Exercise details> Skip the pictures. Transcribe the rest of the data below without changing a word.

Raw data>
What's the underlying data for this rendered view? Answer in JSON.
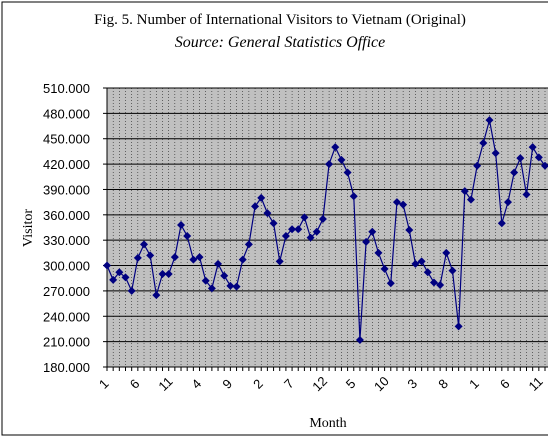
{
  "chart_data": {
    "type": "line",
    "title": "Fig. 5. Number of International Visitors to Vietnam (Original)",
    "subtitle": "Source: General Statistics Office",
    "x_label": "Month",
    "y_label": "Visitor",
    "categories": [
      "1",
      null,
      null,
      null,
      null,
      "6",
      null,
      null,
      null,
      null,
      "11",
      null,
      null,
      null,
      null,
      "4",
      null,
      null,
      null,
      null,
      "9",
      null,
      null,
      null,
      null,
      "2",
      null,
      null,
      null,
      null,
      "7",
      null,
      null,
      null,
      null,
      "12",
      null,
      null,
      null,
      null,
      "5",
      null,
      null,
      null,
      null,
      "10",
      null,
      null,
      null,
      null,
      "3",
      null,
      null,
      null,
      null,
      "8",
      null,
      null,
      null,
      null,
      "1",
      null,
      null,
      null,
      null,
      "6",
      null,
      null,
      null,
      null,
      "11",
      null
    ],
    "series": [
      {
        "name": "Visitor",
        "color": "#000080",
        "values": [
          300000,
          283000,
          292000,
          286000,
          270000,
          309000,
          325000,
          312000,
          265000,
          290000,
          290000,
          310000,
          348000,
          335000,
          307000,
          310000,
          282000,
          273000,
          302000,
          288000,
          276000,
          275000,
          307000,
          325000,
          370000,
          380000,
          362000,
          350000,
          305000,
          335000,
          343000,
          343000,
          357000,
          333000,
          340000,
          355000,
          420000,
          440000,
          425000,
          410000,
          382000,
          212000,
          328000,
          340000,
          315000,
          296000,
          279000,
          375000,
          372000,
          342000,
          302000,
          305000,
          292000,
          280000,
          277000,
          315000,
          294000,
          228000,
          388000,
          378000,
          418000,
          445000,
          472000,
          433000,
          350000,
          375000,
          410000,
          427000,
          384000,
          440000,
          428000,
          418000
        ]
      }
    ],
    "ylim": [
      180000,
      510000
    ],
    "yticks": [
      {
        "value": 180000,
        "label": "180.000"
      },
      {
        "value": 210000,
        "label": "210.000"
      },
      {
        "value": 240000,
        "label": "240.000"
      },
      {
        "value": 270000,
        "label": "270.000"
      },
      {
        "value": 300000,
        "label": "300.000"
      },
      {
        "value": 330000,
        "label": "330.000"
      },
      {
        "value": 360000,
        "label": "360.000"
      },
      {
        "value": 390000,
        "label": "390.000"
      },
      {
        "value": 420000,
        "label": "420.000"
      },
      {
        "value": 450000,
        "label": "450.000"
      },
      {
        "value": 480000,
        "label": "480.000"
      },
      {
        "value": 510000,
        "label": "510.000"
      }
    ],
    "grid": true
  }
}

Solution for this problem>
What's the underlying data for this rendered view? Answer in JSON.
{
  "chart_data": {
    "type": "line",
    "title": "Fig. 5. Number of International Visitors to Vietnam (Original)",
    "subtitle": "Source: General Statistics Office",
    "x_label": "Month",
    "y_label": "Visitor",
    "categories": [
      "1",
      null,
      null,
      null,
      null,
      "6",
      null,
      null,
      null,
      null,
      "11",
      null,
      null,
      null,
      null,
      "4",
      null,
      null,
      null,
      null,
      "9",
      null,
      null,
      null,
      null,
      "2",
      null,
      null,
      null,
      null,
      "7",
      null,
      null,
      null,
      null,
      "12",
      null,
      null,
      null,
      null,
      "5",
      null,
      null,
      null,
      null,
      "10",
      null,
      null,
      null,
      null,
      "3",
      null,
      null,
      null,
      null,
      "8",
      null,
      null,
      null,
      null,
      "1",
      null,
      null,
      null,
      null,
      "6",
      null,
      null,
      null,
      null,
      "11",
      null
    ],
    "series": [
      {
        "name": "Visitor",
        "color": "#000080",
        "values": [
          300000,
          283000,
          292000,
          286000,
          270000,
          309000,
          325000,
          312000,
          265000,
          290000,
          290000,
          310000,
          348000,
          335000,
          307000,
          310000,
          282000,
          273000,
          302000,
          288000,
          276000,
          275000,
          307000,
          325000,
          370000,
          380000,
          362000,
          350000,
          305000,
          335000,
          343000,
          343000,
          357000,
          333000,
          340000,
          355000,
          420000,
          440000,
          425000,
          410000,
          382000,
          212000,
          328000,
          340000,
          315000,
          296000,
          279000,
          375000,
          372000,
          342000,
          302000,
          305000,
          292000,
          280000,
          277000,
          315000,
          294000,
          228000,
          388000,
          378000,
          418000,
          445000,
          472000,
          433000,
          350000,
          375000,
          410000,
          427000,
          384000,
          440000,
          428000,
          418000
        ]
      }
    ],
    "ylim": [
      180000,
      510000
    ],
    "yticks": [
      {
        "value": 180000,
        "label": "180.000"
      },
      {
        "value": 210000,
        "label": "210.000"
      },
      {
        "value": 240000,
        "label": "240.000"
      },
      {
        "value": 270000,
        "label": "270.000"
      },
      {
        "value": 300000,
        "label": "300.000"
      },
      {
        "value": 330000,
        "label": "330.000"
      },
      {
        "value": 360000,
        "label": "360.000"
      },
      {
        "value": 390000,
        "label": "390.000"
      },
      {
        "value": 420000,
        "label": "420.000"
      },
      {
        "value": 450000,
        "label": "450.000"
      },
      {
        "value": 480000,
        "label": "480.000"
      },
      {
        "value": 510000,
        "label": "510.000"
      }
    ],
    "grid": true
  }
}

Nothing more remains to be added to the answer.